→ **AVAILABLE DATA**:
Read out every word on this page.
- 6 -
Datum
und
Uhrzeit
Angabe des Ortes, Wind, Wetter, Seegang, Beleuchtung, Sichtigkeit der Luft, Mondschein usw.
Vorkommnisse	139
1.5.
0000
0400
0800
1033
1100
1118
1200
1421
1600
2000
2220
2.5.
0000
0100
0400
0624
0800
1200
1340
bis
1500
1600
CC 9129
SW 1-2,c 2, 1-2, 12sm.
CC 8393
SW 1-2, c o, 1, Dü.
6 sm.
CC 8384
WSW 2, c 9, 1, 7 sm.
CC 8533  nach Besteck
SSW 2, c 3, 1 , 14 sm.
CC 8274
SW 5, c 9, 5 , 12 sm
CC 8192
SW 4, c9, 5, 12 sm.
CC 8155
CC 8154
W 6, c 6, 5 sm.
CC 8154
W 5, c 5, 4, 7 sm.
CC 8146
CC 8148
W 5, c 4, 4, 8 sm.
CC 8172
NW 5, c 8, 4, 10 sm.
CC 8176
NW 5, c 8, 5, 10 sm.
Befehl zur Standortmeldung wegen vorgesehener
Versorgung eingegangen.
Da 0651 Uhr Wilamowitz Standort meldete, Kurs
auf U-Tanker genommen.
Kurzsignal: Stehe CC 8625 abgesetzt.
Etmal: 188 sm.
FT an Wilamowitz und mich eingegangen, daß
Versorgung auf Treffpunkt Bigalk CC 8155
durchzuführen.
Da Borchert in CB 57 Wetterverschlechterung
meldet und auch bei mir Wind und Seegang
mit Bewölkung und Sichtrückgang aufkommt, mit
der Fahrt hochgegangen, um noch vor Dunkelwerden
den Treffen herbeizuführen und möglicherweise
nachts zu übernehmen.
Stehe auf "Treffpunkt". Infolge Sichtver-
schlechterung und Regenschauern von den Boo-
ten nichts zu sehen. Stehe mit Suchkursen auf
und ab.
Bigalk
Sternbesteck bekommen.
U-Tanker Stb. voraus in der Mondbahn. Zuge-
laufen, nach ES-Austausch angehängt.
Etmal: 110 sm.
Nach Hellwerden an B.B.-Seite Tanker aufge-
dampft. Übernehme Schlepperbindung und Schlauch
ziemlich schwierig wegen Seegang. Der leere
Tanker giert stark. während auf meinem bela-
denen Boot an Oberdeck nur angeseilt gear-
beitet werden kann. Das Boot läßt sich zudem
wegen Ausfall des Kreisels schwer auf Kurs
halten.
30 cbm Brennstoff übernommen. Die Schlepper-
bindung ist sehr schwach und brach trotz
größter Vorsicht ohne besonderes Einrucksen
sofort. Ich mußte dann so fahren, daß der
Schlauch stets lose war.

→ **ACTIVITY**:
Restate the records exactly. Leave nothing out.

→ **WRITTEN ANSWER**:
Read out every word on this page.
- 6 -
Datum
und
Uhrzeit
Angabe des Ortes, Wind, Wetter, Seegang, Beleuchtung, Sichtigkeit der Luft, Mondschein usw.
Vorkommnisse	139
1.5.
0000
0400
0800
1033
1100
1118
1200
1421
1600
2000
2220
2.5.
0000
0100
0400
0624
0800
1200
1340
bis
1500
1600
CC 9129
SW 1-2,c 2, 1-2, 12sm.
CC 8393
SW 1-2, c o, 1, Dü.
6 sm.
CC 8384
WSW 2, c 9, 1, 7 sm.
CC 8533  nach Besteck
SSW 2, c 3, 1 , 14 sm.
CC 8274
SW 5, c 9, 5 , 12 sm
CC 8192
SW 4, c9, 5, 12 sm.
CC 8155
CC 8154
W 6, c 6, 5 sm.
CC 8154
W 5, c 5, 4, 7 sm.
CC 8146
CC 8148
W 5, c 4, 4, 8 sm.
CC 8172
NW 5, c 8, 4, 10 sm.
CC 8176
NW 5, c 8, 5, 10 sm.
Befehl zur Standortmeldung wegen vorgesehener
Versorgung eingegangen.
Da 0651 Uhr Wilamowitz Standort meldete, Kurs
auf U-Tanker genommen.
Kurzsignal: Stehe CC 8625 abgesetzt.
Etmal: 188 sm.
FT an Wilamowitz und mich eingegangen, daß
Versorgung auf Treffpunkt Bigalk CC 8155
durchzuführen.
Da Borchert in CB 57 Wetterverschlechterung
meldet und auch bei mir Wind und Seegang
mit Bewölkung und Sichtrückgang aufkommt, mit
der Fahrt hochgegangen, um noch vor Dunkelwerden
den Treffen herbeizuführen und möglicherweise
nachts zu übernehmen.
Stehe auf "Treffpunkt". Infolge Sichtver-
schlechterung und Regenschauern von den Boo-
ten nichts zu sehen. Stehe mit Suchkursen auf
und ab.
Bigalk
Sternbesteck bekommen.
U-Tanker Stb. voraus in der Mondbahn. Zuge-
laufen, nach ES-Austausch angehängt.
Etmal: 110 sm.
Nach Hellwerden an B.B.-Seite Tanker aufge-
dampft. Übernehme Schlepperbindung und Schlauch
ziemlich schwierig wegen Seegang. Der leere
Tanker giert stark. während auf meinem bela-
denen Boot an Oberdeck nur angeseilt gear-
beitet werden kann. Das Boot läßt sich zudem
wegen Ausfall des Kreisels schwer auf Kurs
halten.
30 cbm Brennstoff übernommen. Die Schlepper-
bindung ist sehr schwach und brach trotz
größter Vorsicht ohne besonderes Einrucksen
sofort. Ich mußte dann so fahren, daß der
Schlauch stets lose war.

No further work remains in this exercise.